**YOUR GOAL**
Look through the data for the string "date". Copy every line where it is found.

━━━━━ THE RECORDS ━━━━━

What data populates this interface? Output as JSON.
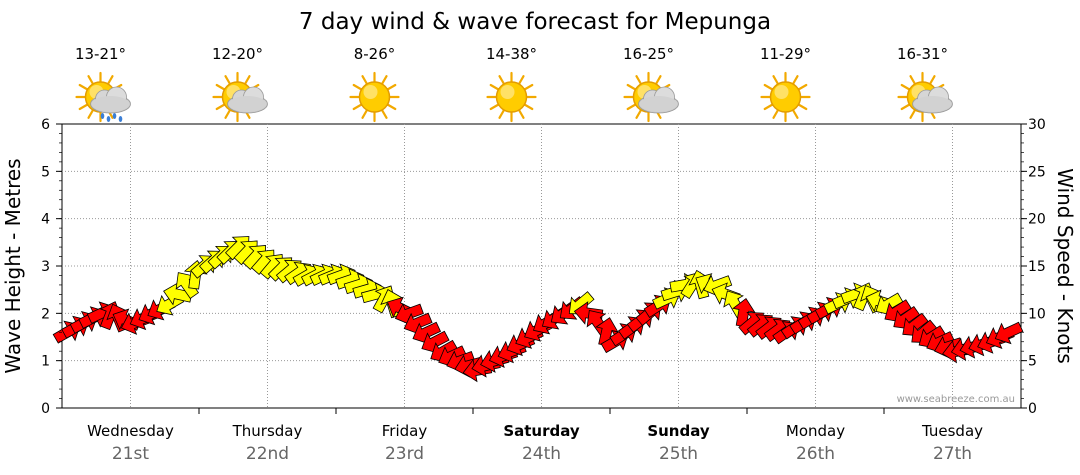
{
  "chart_data": {
    "type": "line",
    "title": "7 day wind & wave forecast for Mepunga",
    "ylabel_left": "Wave Height - Metres",
    "ylabel_right": "Wind Speed - Knots",
    "ylim_left": [
      0,
      6
    ],
    "ylim_right": [
      0,
      30
    ],
    "yticks_left": [
      "0",
      "1",
      "2",
      "3",
      "4",
      "5",
      "6"
    ],
    "yticks_right": [
      "0",
      "5",
      "10",
      "15",
      "20",
      "25",
      "30"
    ],
    "grid": true,
    "watermark": "www.seabreeze.com.au",
    "days": [
      {
        "name": "Wednesday",
        "date": "21st",
        "temp": "13-21°",
        "weather": "sun-cloud-rain-icon",
        "bold": false
      },
      {
        "name": "Thursday",
        "date": "22nd",
        "temp": "12-20°",
        "weather": "sun-cloud-icon",
        "bold": false
      },
      {
        "name": "Friday",
        "date": "23rd",
        "temp": "8-26°",
        "weather": "sun-icon",
        "bold": false
      },
      {
        "name": "Saturday",
        "date": "24th",
        "temp": "14-38°",
        "weather": "sun-icon",
        "bold": true
      },
      {
        "name": "Sunday",
        "date": "25th",
        "temp": "16-25°",
        "weather": "sun-cloud-icon",
        "bold": true
      },
      {
        "name": "Monday",
        "date": "26th",
        "temp": "11-29°",
        "weather": "sun-icon",
        "bold": false
      },
      {
        "name": "Tuesday",
        "date": "27th",
        "temp": "16-31°",
        "weather": "sun-cloud-icon",
        "bold": false
      }
    ],
    "colors": {
      "strong_wind": "#ff0000",
      "light_wind": "#ffff00",
      "outline": "#000000",
      "grid": "#999999"
    },
    "series": [
      {
        "name": "Wind speed (knots) with direction arrows",
        "x_hours": [
          0,
          6,
          12,
          18,
          24,
          30,
          36,
          42,
          48,
          54,
          60,
          66,
          72,
          78,
          84,
          90,
          96,
          102,
          108,
          114,
          120,
          126,
          132,
          138,
          144,
          150,
          156,
          162,
          168
        ],
        "values": [
          8,
          10,
          9,
          11,
          15,
          17,
          15,
          14,
          14,
          12,
          10,
          6,
          4,
          6,
          9,
          11,
          7,
          10,
          13,
          13,
          9,
          8,
          10,
          12,
          11,
          8,
          6,
          7,
          9
        ],
        "arrow_angles_deg": [
          30,
          25,
          200,
          210,
          40,
          45,
          50,
          30,
          20,
          15,
          200,
          210,
          190,
          200,
          210,
          220,
          30,
          40,
          10,
          200,
          40,
          35,
          30,
          20,
          210,
          220,
          190,
          200,
          210
        ]
      }
    ]
  }
}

━━━━━

**RESULT FOR THIS EXERCISE**
        "date": "21st",
        "date": "22nd",
        "date": "23rd",
        "date": "24th",
        "date": "25th",
        "date": "26th",
        "date": "27th",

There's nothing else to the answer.